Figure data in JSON
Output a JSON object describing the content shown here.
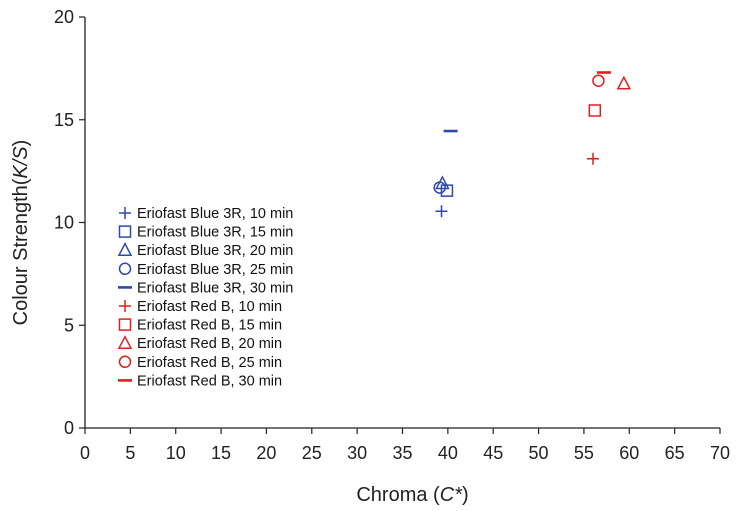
{
  "chart_data": {
    "type": "scatter",
    "title": "",
    "xlabel": {
      "prefix": "Chroma (",
      "italic": "C*",
      "suffix": ")"
    },
    "ylabel": {
      "prefix": "Colour Strength(",
      "italic": "K/S",
      "suffix": ")"
    },
    "xlim": [
      0,
      70
    ],
    "ylim": [
      0,
      20
    ],
    "x_ticks": [
      0,
      5,
      10,
      15,
      20,
      25,
      30,
      35,
      40,
      45,
      50,
      55,
      60,
      65,
      70
    ],
    "y_ticks": [
      0,
      5,
      10,
      15,
      20
    ],
    "grid": false,
    "legend_position": "left",
    "series": [
      {
        "name": "Eriofast Blue 3R, 10 min",
        "marker": "plus",
        "color": "#2e4aa8",
        "points": [
          [
            39.3,
            10.55
          ]
        ]
      },
      {
        "name": "Eriofast Blue 3R, 15 min",
        "marker": "square",
        "color": "#2e4aa8",
        "points": [
          [
            39.9,
            11.55
          ]
        ]
      },
      {
        "name": "Eriofast Blue 3R, 20 min",
        "marker": "triangle",
        "color": "#2e4aa8",
        "points": [
          [
            39.4,
            11.9
          ]
        ]
      },
      {
        "name": "Eriofast Blue 3R, 25 min",
        "marker": "circle",
        "color": "#2e4aa8",
        "points": [
          [
            39.1,
            11.7
          ]
        ]
      },
      {
        "name": "Eriofast Blue 3R, 30 min",
        "marker": "dash",
        "color": "#2e4aa8",
        "points": [
          [
            40.3,
            14.45
          ]
        ]
      },
      {
        "name": "Eriofast Red B, 10 min",
        "marker": "plus",
        "color": "#e02020",
        "points": [
          [
            56.0,
            13.1
          ]
        ]
      },
      {
        "name": "Eriofast Red B, 15 min",
        "marker": "square",
        "color": "#e02020",
        "points": [
          [
            56.2,
            15.45
          ]
        ]
      },
      {
        "name": "Eriofast Red B, 20 min",
        "marker": "triangle",
        "color": "#e02020",
        "points": [
          [
            59.4,
            16.75
          ]
        ]
      },
      {
        "name": "Eriofast Red B, 25 min",
        "marker": "circle",
        "color": "#e02020",
        "points": [
          [
            56.6,
            16.9
          ]
        ]
      },
      {
        "name": "Eriofast Red B, 30 min",
        "marker": "dash",
        "color": "#e02020",
        "points": [
          [
            57.2,
            17.3
          ]
        ]
      }
    ]
  }
}
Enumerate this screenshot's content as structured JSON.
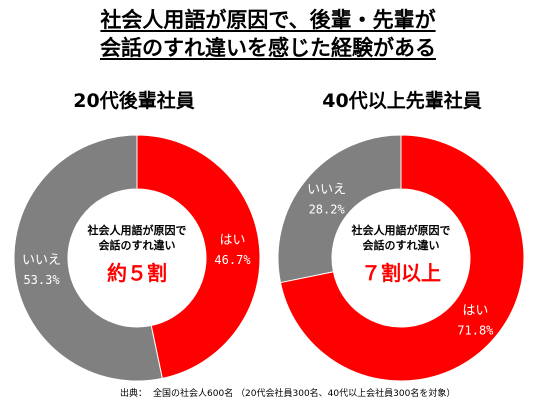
{
  "title": {
    "line1": "社会人用語が原因で、後輩・先輩が",
    "line2": "会話のすれ違いを感じた経験がある"
  },
  "source": {
    "label": "出典：",
    "text": "全国の社会人600名 （20代会社員300名、40代以上会社員300名を対象）"
  },
  "colors": {
    "yes": "#ff0000",
    "no": "#808080",
    "yes_text": "#ffffff",
    "no_text": "#ffffff",
    "highlight": "#ff0000"
  },
  "chart_data": [
    {
      "type": "pie",
      "title": "20代後輩社員",
      "categories": [
        "はい",
        "いいえ"
      ],
      "values": [
        46.7,
        53.3
      ],
      "value_labels": [
        "46.7%",
        "53.3%"
      ],
      "center_text": {
        "line1": "社会人用語が原因で",
        "line2": "会話のすれ違い",
        "highlight": "約５割"
      }
    },
    {
      "type": "pie",
      "title": "40代以上先輩社員",
      "categories": [
        "はい",
        "いいえ"
      ],
      "values": [
        71.8,
        28.2
      ],
      "value_labels": [
        "71.8%",
        "28.2%"
      ],
      "center_text": {
        "line1": "社会人用語が原因で",
        "line2": "会話のすれ違い",
        "highlight": "７割以上"
      }
    }
  ]
}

### PROBLEM TO WORK ON:
Copy the final stretch of lines, starting at the one that holds "Enumerate this screenshot's" and ending at the last line of the data, exactly; omit pictures.

### CORRECT RESULT:
Enumerate this screenshot's content as structured JSON.
{
  "title": {
    "line1": "社会人用語が原因で、後輩・先輩が",
    "line2": "会話のすれ違いを感じた経験がある"
  },
  "source": {
    "label": "出典：",
    "text": "全国の社会人600名 （20代会社員300名、40代以上会社員300名を対象）"
  },
  "colors": {
    "yes": "#ff0000",
    "no": "#808080",
    "yes_text": "#ffffff",
    "no_text": "#ffffff",
    "highlight": "#ff0000"
  },
  "chart_data": [
    {
      "type": "pie",
      "title": "20代後輩社員",
      "categories": [
        "はい",
        "いいえ"
      ],
      "values": [
        46.7,
        53.3
      ],
      "value_labels": [
        "46.7%",
        "53.3%"
      ],
      "center_text": {
        "line1": "社会人用語が原因で",
        "line2": "会話のすれ違い",
        "highlight": "約５割"
      }
    },
    {
      "type": "pie",
      "title": "40代以上先輩社員",
      "categories": [
        "はい",
        "いいえ"
      ],
      "values": [
        71.8,
        28.2
      ],
      "value_labels": [
        "71.8%",
        "28.2%"
      ],
      "center_text": {
        "line1": "社会人用語が原因で",
        "line2": "会話のすれ違い",
        "highlight": "７割以上"
      }
    }
  ]
}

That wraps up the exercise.